(TO BE DONE): Rewrite the lines starting at the one containing "significance-bracket-right xyxy=(304,88,378,110)" and ending at the one containing "legend-label: High lucidity", with "panel-title" changed to "panel-heading" and everything else kept the same.

Annotated region listings
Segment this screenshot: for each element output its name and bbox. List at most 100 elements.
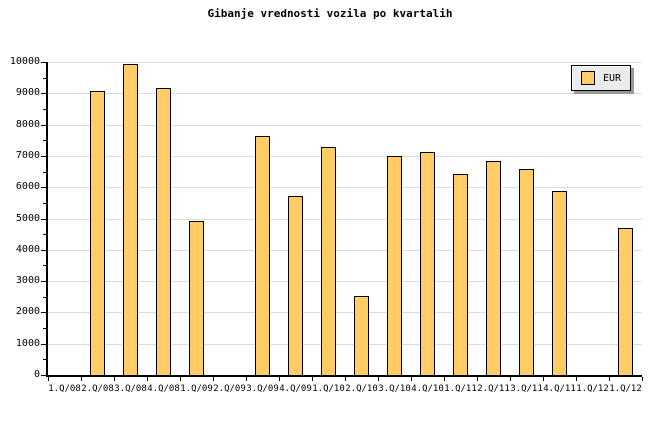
bar [519,169,534,375]
y-axis-minor-tick [43,140,46,141]
y-axis-label: 9000 [15,87,40,98]
bar [321,147,336,375]
x-axis-label: 1.Q/09 [180,384,213,394]
x-axis-tick [510,377,511,381]
bar [387,156,402,375]
x-axis-tick [312,377,313,381]
y-axis-minor-tick [43,359,46,360]
x-axis-tick [444,377,445,381]
gridline [48,312,642,313]
x-axis-label: 1.Q/12 [609,384,642,394]
x-axis-label: 2.Q/10 [345,384,378,394]
gridline [48,250,642,251]
chart-title: Gibanje vrednosti vozila po kvartalih [207,7,453,20]
x-axis-label: 4.Q/10 [411,384,444,394]
y-axis-label: 8000 [15,119,40,130]
x-axis-tick [147,377,148,381]
x-axis-label: 1.Q/08 [48,384,81,394]
bar [618,228,633,375]
y-axis-major-tick [41,312,46,313]
y-axis-minor-tick [43,78,46,79]
x-axis-label: 1.Q/11 [444,384,477,394]
gridline [48,93,642,94]
x-axis-tick [609,377,610,381]
bar [552,190,567,375]
y-axis-major-tick [41,187,46,188]
gridline [48,156,642,157]
bar [486,161,501,375]
y-axis-label: 5000 [15,213,40,224]
y-axis-label: 1000 [15,338,40,349]
x-axis-label: 3.Q/08 [114,384,147,394]
x-axis-label: 3.Q/10 [378,384,411,394]
x-axis-label: 4.Q/11 [543,384,576,394]
x-axis-tick [411,377,412,381]
y-axis-major-tick [41,375,46,376]
y-axis-label: 0 [33,369,40,380]
x-axis-tick [213,377,214,381]
bar [453,173,468,375]
legend-swatch-icon [581,71,595,85]
y-axis-label: 7000 [15,150,40,161]
x-axis-label: 4.Q/09 [279,384,312,394]
x-axis-tick [180,377,181,381]
bar [123,64,138,375]
y-axis-major-tick [41,281,46,282]
gridline [48,125,642,126]
x-axis-label: 4.Q/08 [147,384,180,394]
y-axis-minor-tick [43,297,46,298]
gridline [48,62,642,63]
y-axis-minor-tick [43,109,46,110]
y-axis-major-tick [41,219,46,220]
bar [189,220,204,375]
y-axis-label: 6000 [15,181,40,192]
bar [354,295,369,375]
bar [255,136,270,375]
x-axis-tick [345,377,346,381]
x-axis-label: 2.Q/09 [213,384,246,394]
plot-area: 0 1000 2000 3000 4000 5000 6000 7000 8000 9000 100… [10,57,643,394]
y-axis-label: 10000 [9,56,40,67]
y-axis-minor-tick [43,172,46,173]
bar [90,90,105,375]
y-axis-minor-tick [43,234,46,235]
x-axis-tick [114,377,115,381]
x-axis-label: 1.Q/12 [576,384,609,394]
gridline [48,219,642,220]
x-axis-label: 2.Q/11 [477,384,510,394]
x-axis-label: 2.Q/08 [81,384,114,394]
y-axis-label: 2000 [15,306,40,317]
y-axis-label: 3000 [15,275,40,286]
y-axis-major-tick [41,344,46,345]
y-axis-minor-tick [43,328,46,329]
bar [156,87,171,375]
y-axis-label: 4000 [15,244,40,255]
x-axis-tick [246,377,247,381]
gridline [48,187,642,188]
y-axis-major-tick [41,93,46,94]
x-axis-tick [477,377,478,381]
y-axis-major-tick [41,250,46,251]
x-axis-tick [642,377,643,381]
x-axis-label: 1.Q/10 [312,384,345,394]
y-axis-minor-tick [43,265,46,266]
legend-label: EUR [603,72,622,84]
x-axis-label: 3.Q/09 [246,384,279,394]
bar [420,151,435,375]
x-axis-tick [279,377,280,381]
x-axis-tick [81,377,82,381]
gridline [48,344,642,345]
x-axis-tick [48,377,49,381]
legend: EUR [571,65,632,91]
y-axis-major-tick [41,156,46,157]
y-axis-major-tick [41,62,46,63]
y-axis-major-tick [41,125,46,126]
x-axis-tick [378,377,379,381]
x-axis-tick [543,377,544,381]
y-axis-minor-tick [43,203,46,204]
gridline [48,281,642,282]
x-axis-tick [576,377,577,381]
x-axis-label: 3.Q/11 [510,384,543,394]
bar [288,195,303,375]
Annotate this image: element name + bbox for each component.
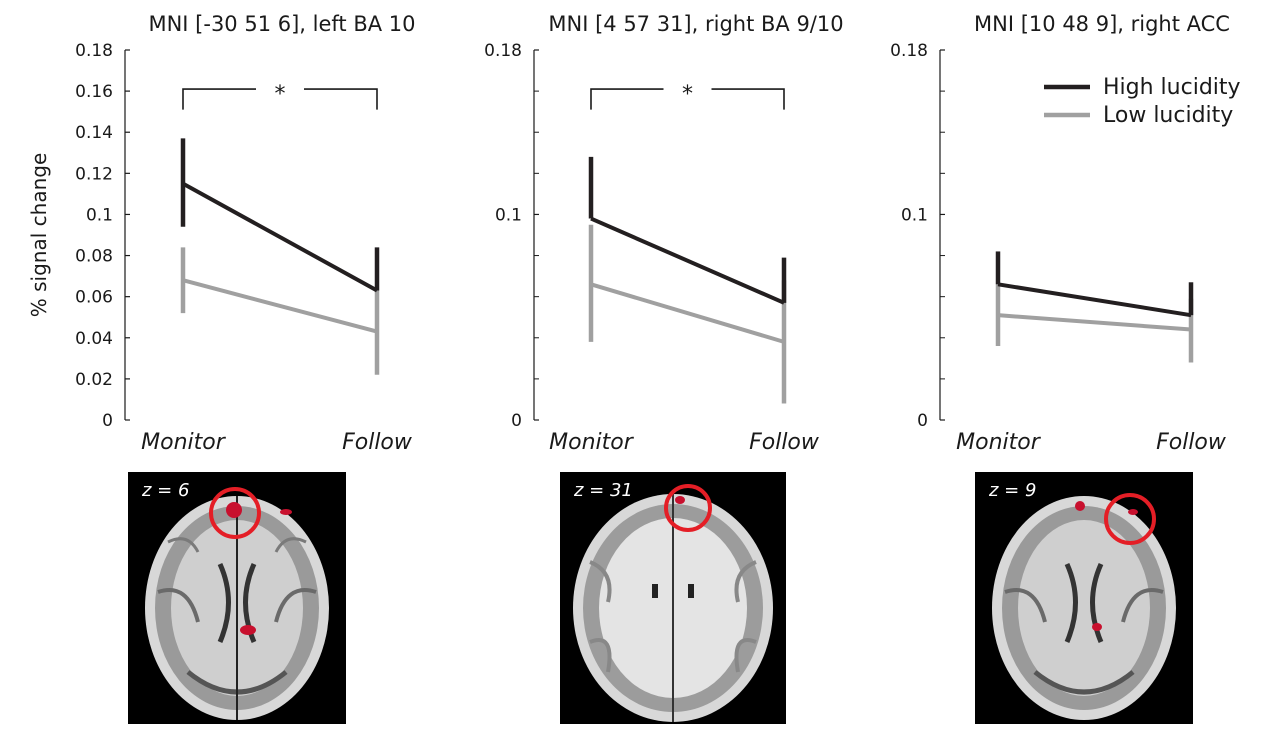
significance-bracket-right xyxy=(304,88,378,110)
series-line-low-lucidity xyxy=(590,282,785,344)
series-line-high-lucidity xyxy=(182,181,378,293)
x-tick-label: Follow xyxy=(1156,430,1227,455)
brain-image-2 xyxy=(573,484,773,722)
series-line-low-lucidity xyxy=(997,313,1192,332)
panel-title: MNI [10 48 9], right ACC xyxy=(974,12,1230,36)
x-tick-label: Monitor xyxy=(549,430,635,455)
panel-title: MNI [4 57 31], right BA 9/10 xyxy=(548,12,843,36)
y-tick-label: 0.18 xyxy=(75,41,113,61)
panel-title: MNI [-30 51 6], left BA 10 xyxy=(148,12,415,36)
significance-bracket-right xyxy=(711,88,785,110)
slice-label: z = 6 xyxy=(142,480,190,501)
significance-bracket-left xyxy=(182,88,256,110)
y-tick-label: 0.14 xyxy=(75,123,113,143)
y-tick-label: 0.1 xyxy=(901,205,928,225)
y-tick-label: 0.04 xyxy=(75,329,113,349)
y-tick-label: 0.06 xyxy=(75,288,113,308)
series-line-high-lucidity xyxy=(997,282,1192,318)
legend-label: High lucidity xyxy=(1103,75,1241,100)
brain-image-3 xyxy=(992,493,1176,720)
series-line-high-lucidity xyxy=(590,216,785,305)
series-line-low-lucidity xyxy=(182,278,378,334)
y-tick-label: 0.16 xyxy=(75,82,113,102)
y-tick-label: 0.1 xyxy=(495,205,522,225)
y-tick-label: 0.08 xyxy=(75,247,113,267)
y-tick-label: 0.1 xyxy=(86,205,113,225)
significance-star: * xyxy=(682,82,693,107)
x-tick-label: Monitor xyxy=(956,430,1042,455)
legend-label: Low lucidity xyxy=(1103,103,1233,128)
chart-figure: MNI [-30 51 6], left BA 10 0 0.02 0.04 0.06 0… xyxy=(27,12,1241,455)
brain-image-1 xyxy=(145,487,329,720)
y-tick-label: 0.12 xyxy=(75,164,113,184)
x-tick-label: Follow xyxy=(749,430,820,455)
slice-label: z = 9 xyxy=(989,480,1037,501)
significance-bracket-left xyxy=(590,88,664,110)
x-tick-label: Monitor xyxy=(141,430,227,455)
y-tick-label: 0.18 xyxy=(890,41,928,61)
y-tick-label: 0.18 xyxy=(484,41,522,61)
brain-slice-1: z = 6 xyxy=(128,472,346,724)
significance-star: * xyxy=(275,82,286,107)
y-axis-label: % signal change xyxy=(27,153,51,317)
y-tick-label: 0 xyxy=(511,411,522,431)
y-tick-label: 0 xyxy=(917,411,928,431)
brain-slice-2: z = 31 xyxy=(560,472,786,724)
y-tick-label: 0.02 xyxy=(75,370,113,390)
x-tick-label: Follow xyxy=(342,430,413,455)
slice-label: z = 31 xyxy=(574,480,633,501)
y-tick-label: 0 xyxy=(102,411,113,431)
brain-slice-3: z = 9 xyxy=(975,472,1193,724)
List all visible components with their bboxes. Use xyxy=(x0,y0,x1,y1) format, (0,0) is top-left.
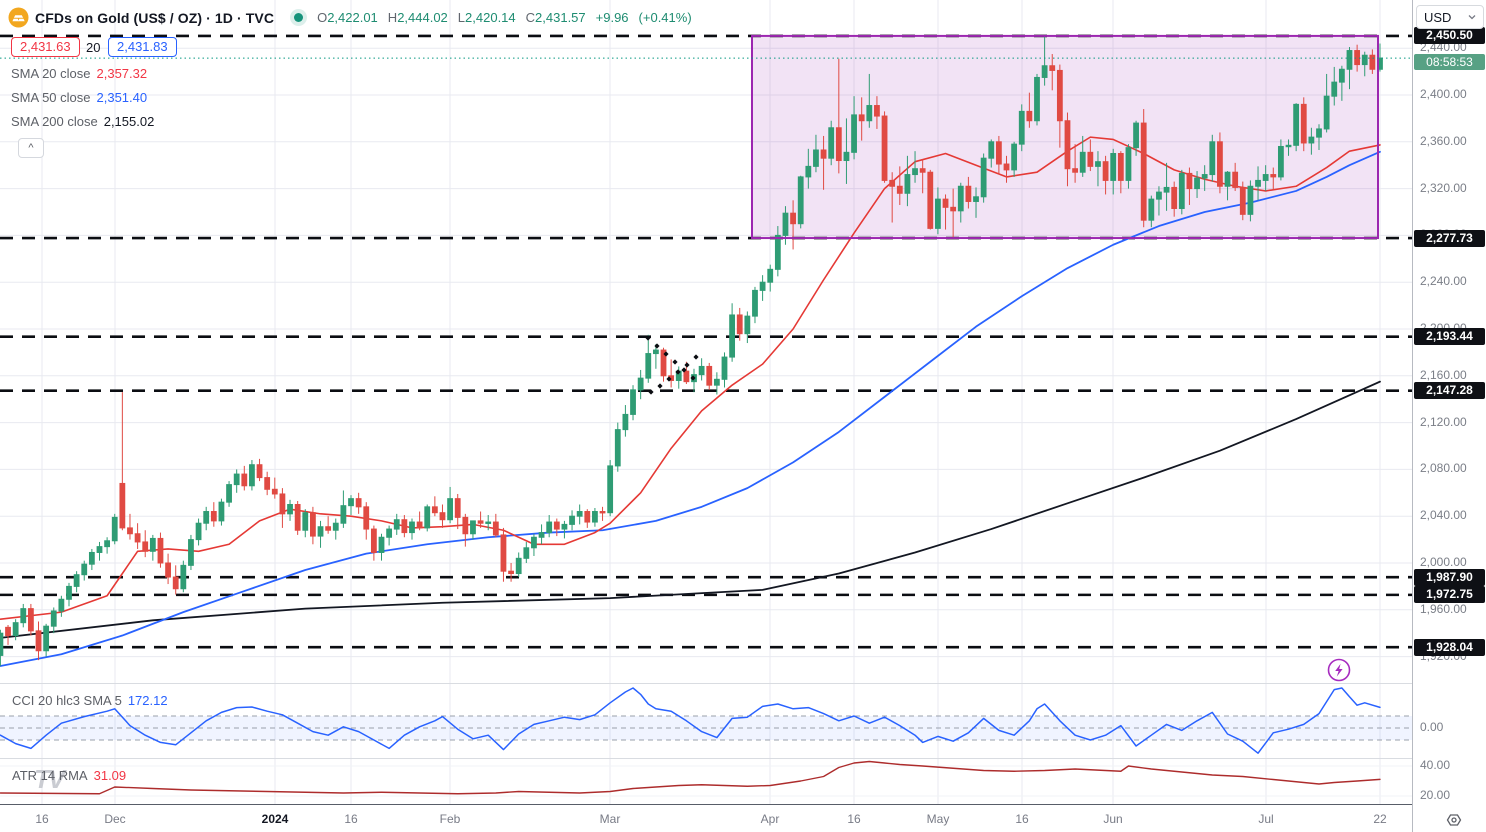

(SOLUTION TO THE EXERCISE):
significance-bracket-right xyxy=(304,88,378,110)
series-line-low-lucidity xyxy=(590,282,785,344)
series-line-high-lucidity xyxy=(182,181,378,293)
x-tick-label: Follow xyxy=(1156,430,1227,455)
brain-image-2 xyxy=(573,484,773,722)
series-line-low-lucidity xyxy=(997,313,1192,332)
panel-heading: MNI [10 48 9], right ACC xyxy=(974,12,1230,36)
x-tick-label: Monitor xyxy=(549,430,635,455)
panel-heading: MNI [4 57 31], right BA 9/10 xyxy=(548,12,843,36)
y-tick-label: 0.18 xyxy=(75,41,113,61)
panel-heading: MNI [-30 51 6], left BA 10 xyxy=(148,12,415,36)
significance-bracket-right xyxy=(711,88,785,110)
slice-label: z = 6 xyxy=(142,480,190,501)
significance-bracket-left xyxy=(182,88,256,110)
y-tick-label: 0.14 xyxy=(75,123,113,143)
y-tick-label: 0.1 xyxy=(901,205,928,225)
y-tick-label: 0.04 xyxy=(75,329,113,349)
y-tick-label: 0.06 xyxy=(75,288,113,308)
series-line-high-lucidity xyxy=(997,282,1192,318)
legend-label: High lucidity xyxy=(1103,75,1241,100)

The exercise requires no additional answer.